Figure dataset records
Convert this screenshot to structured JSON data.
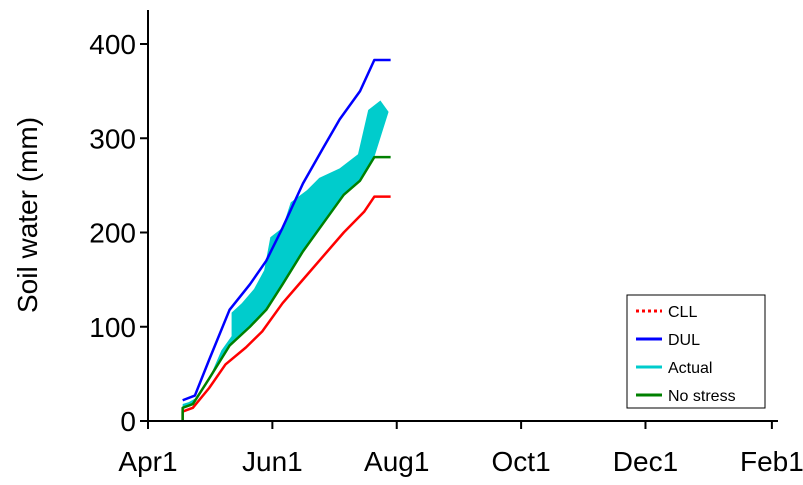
{
  "chart_data": {
    "type": "line",
    "title": "",
    "xlabel": "",
    "ylabel": "Soil water (mm)",
    "x_ticks": [
      "Apr1",
      "Jun1",
      "Aug1",
      "Oct1",
      "Dec1",
      "Feb1"
    ],
    "x_tick_days": [
      0,
      61,
      122,
      183,
      244,
      306
    ],
    "x_range_days": [
      0,
      309
    ],
    "y_ticks": [
      0,
      100,
      200,
      300,
      400
    ],
    "ylim": [
      0,
      400
    ],
    "grid": false,
    "legend_position": "bottom-right",
    "band": {
      "name": "Actual",
      "color": "#00cccc",
      "series_lower": "No stress",
      "upper_series": [
        {
          "day": 17,
          "value": 0
        },
        {
          "day": 17,
          "value": 18
        },
        {
          "day": 20,
          "value": 20
        },
        {
          "day": 24,
          "value": 25
        },
        {
          "day": 30,
          "value": 45
        },
        {
          "day": 36,
          "value": 75
        },
        {
          "day": 41,
          "value": 90
        },
        {
          "day": 41,
          "value": 115
        },
        {
          "day": 46,
          "value": 125
        },
        {
          "day": 52,
          "value": 140
        },
        {
          "day": 57,
          "value": 160
        },
        {
          "day": 60,
          "value": 195
        },
        {
          "day": 66,
          "value": 205
        },
        {
          "day": 70,
          "value": 232
        },
        {
          "day": 78,
          "value": 245
        },
        {
          "day": 84,
          "value": 258
        },
        {
          "day": 94,
          "value": 268
        },
        {
          "day": 103,
          "value": 283
        },
        {
          "day": 108,
          "value": 330
        },
        {
          "day": 114,
          "value": 340
        },
        {
          "day": 118,
          "value": 328
        }
      ]
    },
    "series": [
      {
        "name": "CLL",
        "color": "#ff0000",
        "style": "dotted",
        "points": [
          {
            "day": 17,
            "value": 0
          },
          {
            "day": 17,
            "value": 10
          },
          {
            "day": 22,
            "value": 14
          },
          {
            "day": 30,
            "value": 35
          },
          {
            "day": 38,
            "value": 60
          },
          {
            "day": 48,
            "value": 78
          },
          {
            "day": 56,
            "value": 95
          },
          {
            "day": 66,
            "value": 125
          },
          {
            "day": 76,
            "value": 150
          },
          {
            "day": 86,
            "value": 175
          },
          {
            "day": 96,
            "value": 200
          },
          {
            "day": 106,
            "value": 222
          },
          {
            "day": 111,
            "value": 238
          },
          {
            "day": 119,
            "value": 238
          }
        ]
      },
      {
        "name": "DUL",
        "color": "#0000ff",
        "style": "solid",
        "points": [
          {
            "day": 17,
            "value": 22
          },
          {
            "day": 23,
            "value": 27
          },
          {
            "day": 30,
            "value": 65
          },
          {
            "day": 40,
            "value": 118
          },
          {
            "day": 50,
            "value": 145
          },
          {
            "day": 58,
            "value": 170
          },
          {
            "day": 66,
            "value": 205
          },
          {
            "day": 76,
            "value": 252
          },
          {
            "day": 86,
            "value": 290
          },
          {
            "day": 94,
            "value": 320
          },
          {
            "day": 104,
            "value": 350
          },
          {
            "day": 111,
            "value": 383
          },
          {
            "day": 119,
            "value": 383
          }
        ]
      },
      {
        "name": "Actual",
        "color": "#00cccc",
        "style": "solid",
        "points": []
      },
      {
        "name": "No stress",
        "color": "#008000",
        "style": "solid",
        "points": [
          {
            "day": 17,
            "value": 0
          },
          {
            "day": 17,
            "value": 14
          },
          {
            "day": 22,
            "value": 18
          },
          {
            "day": 30,
            "value": 45
          },
          {
            "day": 40,
            "value": 80
          },
          {
            "day": 50,
            "value": 100
          },
          {
            "day": 58,
            "value": 118
          },
          {
            "day": 66,
            "value": 145
          },
          {
            "day": 76,
            "value": 180
          },
          {
            "day": 86,
            "value": 210
          },
          {
            "day": 96,
            "value": 240
          },
          {
            "day": 104,
            "value": 255
          },
          {
            "day": 111,
            "value": 280
          },
          {
            "day": 119,
            "value": 280
          }
        ]
      }
    ]
  }
}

_Short task_
List all lines in the material containing the string "name".

_Solution for this task_
      "name": "Actual",
        "name": "CLL",
        "name": "DUL",
        "name": "Actual",
        "name": "No stress",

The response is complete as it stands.